▶ YOUR TASK:
Reproduce the records below exactly, leaving out any pictures.

▶ RAW DATA:
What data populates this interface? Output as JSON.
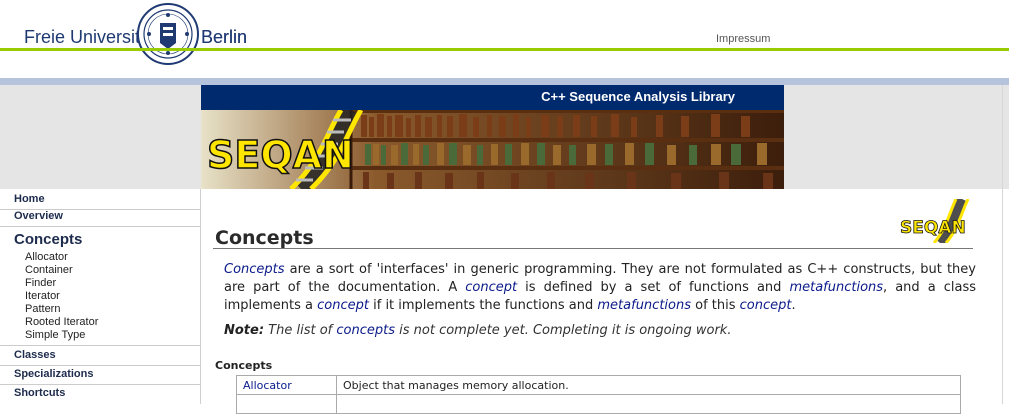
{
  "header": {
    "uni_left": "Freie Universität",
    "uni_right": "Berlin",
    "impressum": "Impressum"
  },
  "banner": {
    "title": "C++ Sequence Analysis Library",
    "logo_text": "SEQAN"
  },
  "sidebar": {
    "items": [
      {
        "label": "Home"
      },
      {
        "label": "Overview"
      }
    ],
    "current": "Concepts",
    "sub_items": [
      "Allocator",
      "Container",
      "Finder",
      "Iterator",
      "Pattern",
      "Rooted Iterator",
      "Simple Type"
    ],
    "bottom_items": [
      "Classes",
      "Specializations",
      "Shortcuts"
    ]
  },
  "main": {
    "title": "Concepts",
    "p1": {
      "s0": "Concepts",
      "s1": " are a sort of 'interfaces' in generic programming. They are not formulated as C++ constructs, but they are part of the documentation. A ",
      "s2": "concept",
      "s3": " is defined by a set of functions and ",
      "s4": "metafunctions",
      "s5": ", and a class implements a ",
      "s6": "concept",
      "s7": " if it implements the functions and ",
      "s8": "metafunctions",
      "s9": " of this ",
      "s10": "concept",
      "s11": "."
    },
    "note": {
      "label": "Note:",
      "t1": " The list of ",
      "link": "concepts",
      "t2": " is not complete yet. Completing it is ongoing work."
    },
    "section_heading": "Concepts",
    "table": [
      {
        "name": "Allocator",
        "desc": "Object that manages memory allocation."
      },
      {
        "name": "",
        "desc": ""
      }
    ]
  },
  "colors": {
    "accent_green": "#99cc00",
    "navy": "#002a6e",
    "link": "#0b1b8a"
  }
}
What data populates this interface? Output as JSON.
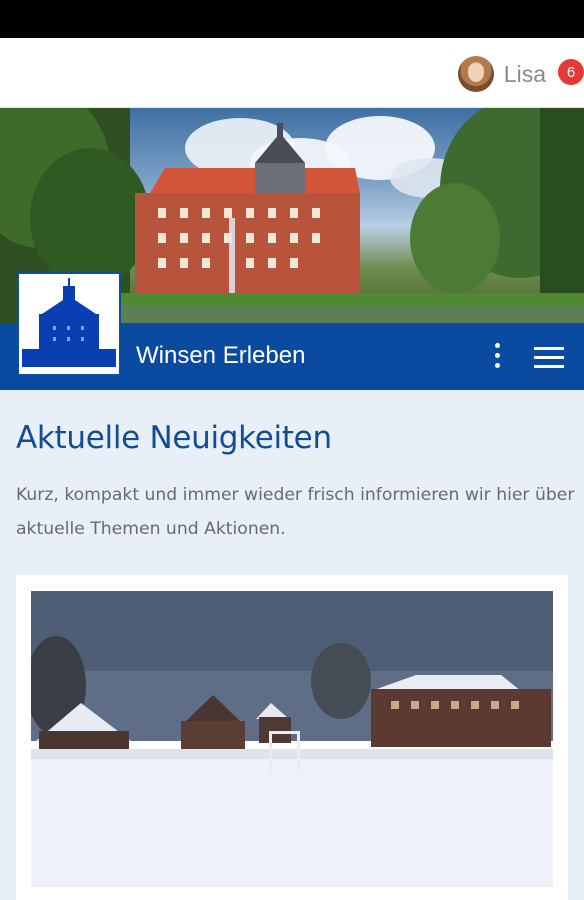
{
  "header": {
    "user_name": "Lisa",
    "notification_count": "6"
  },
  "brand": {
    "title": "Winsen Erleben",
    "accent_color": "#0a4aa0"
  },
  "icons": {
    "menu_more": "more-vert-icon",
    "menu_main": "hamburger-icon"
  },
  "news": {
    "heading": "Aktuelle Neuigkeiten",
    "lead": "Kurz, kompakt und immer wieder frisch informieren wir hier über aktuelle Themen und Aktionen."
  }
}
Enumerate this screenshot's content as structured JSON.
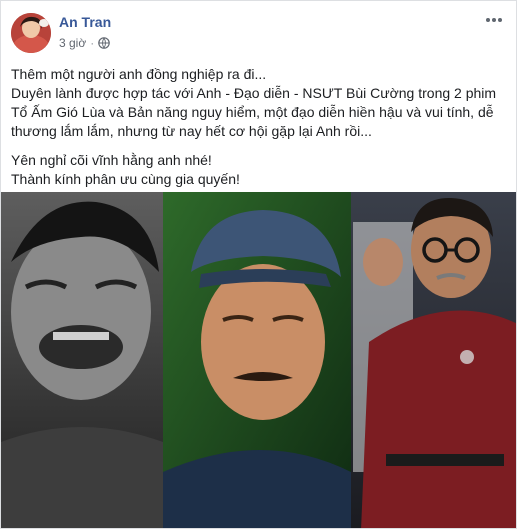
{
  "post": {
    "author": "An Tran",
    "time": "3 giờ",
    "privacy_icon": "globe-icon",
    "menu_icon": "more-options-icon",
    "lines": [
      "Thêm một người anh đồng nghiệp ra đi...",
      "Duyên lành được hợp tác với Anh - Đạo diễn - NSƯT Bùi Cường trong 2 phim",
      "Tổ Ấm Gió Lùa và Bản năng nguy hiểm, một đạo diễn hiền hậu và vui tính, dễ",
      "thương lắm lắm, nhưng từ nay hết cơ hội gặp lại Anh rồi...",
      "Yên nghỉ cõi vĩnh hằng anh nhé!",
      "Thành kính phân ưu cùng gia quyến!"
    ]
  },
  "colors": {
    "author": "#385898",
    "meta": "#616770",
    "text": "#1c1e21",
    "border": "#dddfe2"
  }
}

▶ RESPONSE BELOW:
What data populates this interface? Output as JSON.
{
  "header": {
    "uni_left": "Freie Universität",
    "uni_right": "Berlin",
    "impressum": "Impressum"
  },
  "banner": {
    "title": "C++ Sequence Analysis Library",
    "logo_text": "SEQAN"
  },
  "sidebar": {
    "items": [
      {
        "label": "Home"
      },
      {
        "label": "Overview"
      }
    ],
    "current": "Concepts",
    "sub_items": [
      "Allocator",
      "Container",
      "Finder",
      "Iterator",
      "Pattern",
      "Rooted Iterator",
      "Simple Type"
    ],
    "bottom_items": [
      "Classes",
      "Specializations",
      "Shortcuts"
    ]
  },
  "main": {
    "title": "Concepts",
    "p1": {
      "s0": "Concepts",
      "s1": " are a sort of 'interfaces' in generic programming. They are not formulated as C++ constructs, but they are part of the documentation. A ",
      "s2": "concept",
      "s3": " is defined by a set of functions and ",
      "s4": "metafunctions",
      "s5": ", and a class implements a ",
      "s6": "concept",
      "s7": " if it implements the functions and ",
      "s8": "metafunctions",
      "s9": " of this ",
      "s10": "concept",
      "s11": "."
    },
    "note": {
      "label": "Note:",
      "t1": " The list of ",
      "link": "concepts",
      "t2": " is not complete yet. Completing it is ongoing work."
    },
    "section_heading": "Concepts",
    "table": [
      {
        "name": "Allocator",
        "desc": "Object that manages memory allocation."
      },
      {
        "name": "",
        "desc": ""
      }
    ]
  },
  "colors": {
    "accent_green": "#99cc00",
    "navy": "#002a6e",
    "link": "#0b1b8a"
  }
}
What data populates this interface? Output as JSON.
{
  "header": {
    "user_name": "Lisa",
    "notification_count": "6"
  },
  "brand": {
    "title": "Winsen Erleben",
    "accent_color": "#0a4aa0"
  },
  "icons": {
    "menu_more": "more-vert-icon",
    "menu_main": "hamburger-icon"
  },
  "news": {
    "heading": "Aktuelle Neuigkeiten",
    "lead": "Kurz, kompakt und immer wieder frisch informieren wir hier über aktuelle Themen und Aktionen."
  }
}
Enumerate this screenshot's content as structured JSON.
{
  "post": {
    "author": "An Tran",
    "time": "3 giờ",
    "privacy_icon": "globe-icon",
    "menu_icon": "more-options-icon",
    "lines": [
      "Thêm một người anh đồng nghiệp ra đi...",
      "Duyên lành được hợp tác với Anh - Đạo diễn - NSƯT Bùi Cường trong 2 phim",
      "Tổ Ấm Gió Lùa và Bản năng nguy hiểm, một đạo diễn hiền hậu và vui tính, dễ",
      "thương lắm lắm, nhưng từ nay hết cơ hội gặp lại Anh rồi...",
      "Yên nghỉ cõi vĩnh hằng anh nhé!",
      "Thành kính phân ưu cùng gia quyến!"
    ]
  },
  "colors": {
    "author": "#385898",
    "meta": "#616770",
    "text": "#1c1e21",
    "border": "#dddfe2"
  }
}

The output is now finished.